What the task asks: In this exercise, return only the lines that run from the line with "Parse this screenshot: output" to the end of the entries below, both included. Pictures are not copied.

Exercise inputs:
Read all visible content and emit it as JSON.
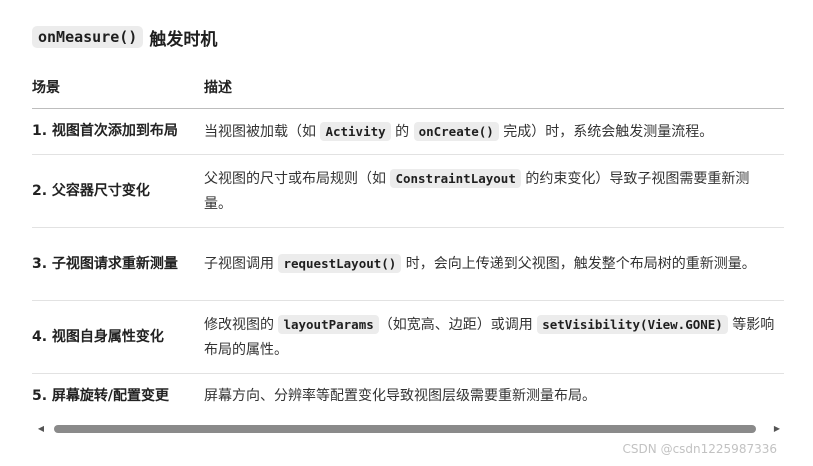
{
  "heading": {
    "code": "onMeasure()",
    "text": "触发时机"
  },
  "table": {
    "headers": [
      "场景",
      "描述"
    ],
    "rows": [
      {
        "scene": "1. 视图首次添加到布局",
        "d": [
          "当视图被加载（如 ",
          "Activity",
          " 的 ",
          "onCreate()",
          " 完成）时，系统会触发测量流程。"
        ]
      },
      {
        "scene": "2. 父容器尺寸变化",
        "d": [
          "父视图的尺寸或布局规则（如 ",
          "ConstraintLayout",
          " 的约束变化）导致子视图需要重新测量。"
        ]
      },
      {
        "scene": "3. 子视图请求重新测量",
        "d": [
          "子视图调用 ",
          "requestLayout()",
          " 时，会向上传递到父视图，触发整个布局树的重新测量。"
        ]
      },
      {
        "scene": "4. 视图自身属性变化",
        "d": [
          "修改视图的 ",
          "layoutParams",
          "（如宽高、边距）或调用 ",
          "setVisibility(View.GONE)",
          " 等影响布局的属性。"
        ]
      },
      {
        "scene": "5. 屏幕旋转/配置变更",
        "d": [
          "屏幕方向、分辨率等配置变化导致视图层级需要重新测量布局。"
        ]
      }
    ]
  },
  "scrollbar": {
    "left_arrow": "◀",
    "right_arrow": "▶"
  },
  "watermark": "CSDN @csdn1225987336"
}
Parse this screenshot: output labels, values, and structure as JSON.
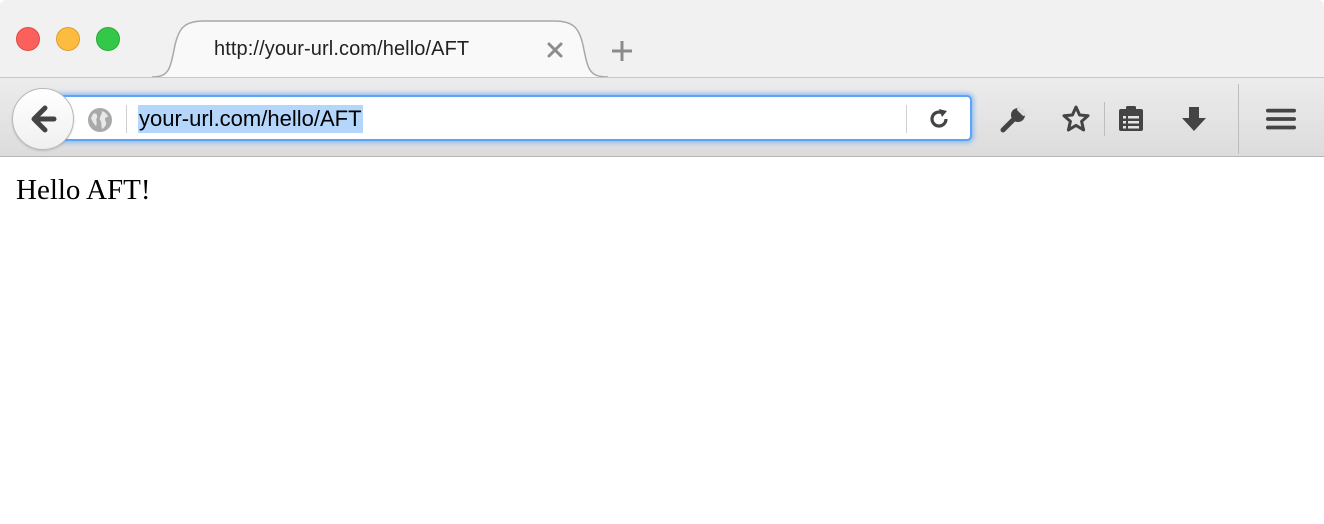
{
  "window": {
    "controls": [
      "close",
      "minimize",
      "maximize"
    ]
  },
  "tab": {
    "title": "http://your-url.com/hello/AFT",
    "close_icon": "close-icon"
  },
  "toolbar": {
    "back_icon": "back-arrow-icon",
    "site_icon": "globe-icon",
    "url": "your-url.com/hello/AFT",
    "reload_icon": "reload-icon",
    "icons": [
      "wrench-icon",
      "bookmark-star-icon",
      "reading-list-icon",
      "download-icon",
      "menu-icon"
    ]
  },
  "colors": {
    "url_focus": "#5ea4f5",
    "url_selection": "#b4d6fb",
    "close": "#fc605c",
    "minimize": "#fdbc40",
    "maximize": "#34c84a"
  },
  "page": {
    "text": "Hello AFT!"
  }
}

Right answer:
Parse this screenshot: output labels, values, and structure as JSON.
{
  "window": {
    "controls": [
      "close",
      "minimize",
      "maximize"
    ]
  },
  "tab": {
    "title": "http://your-url.com/hello/AFT",
    "close_icon": "close-icon"
  },
  "toolbar": {
    "back_icon": "back-arrow-icon",
    "site_icon": "globe-icon",
    "url": "your-url.com/hello/AFT",
    "reload_icon": "reload-icon",
    "icons": [
      "wrench-icon",
      "bookmark-star-icon",
      "reading-list-icon",
      "download-icon",
      "menu-icon"
    ]
  },
  "colors": {
    "url_focus": "#5ea4f5",
    "url_selection": "#b4d6fb",
    "close": "#fc605c",
    "minimize": "#fdbc40",
    "maximize": "#34c84a"
  },
  "page": {
    "text": "Hello AFT!"
  }
}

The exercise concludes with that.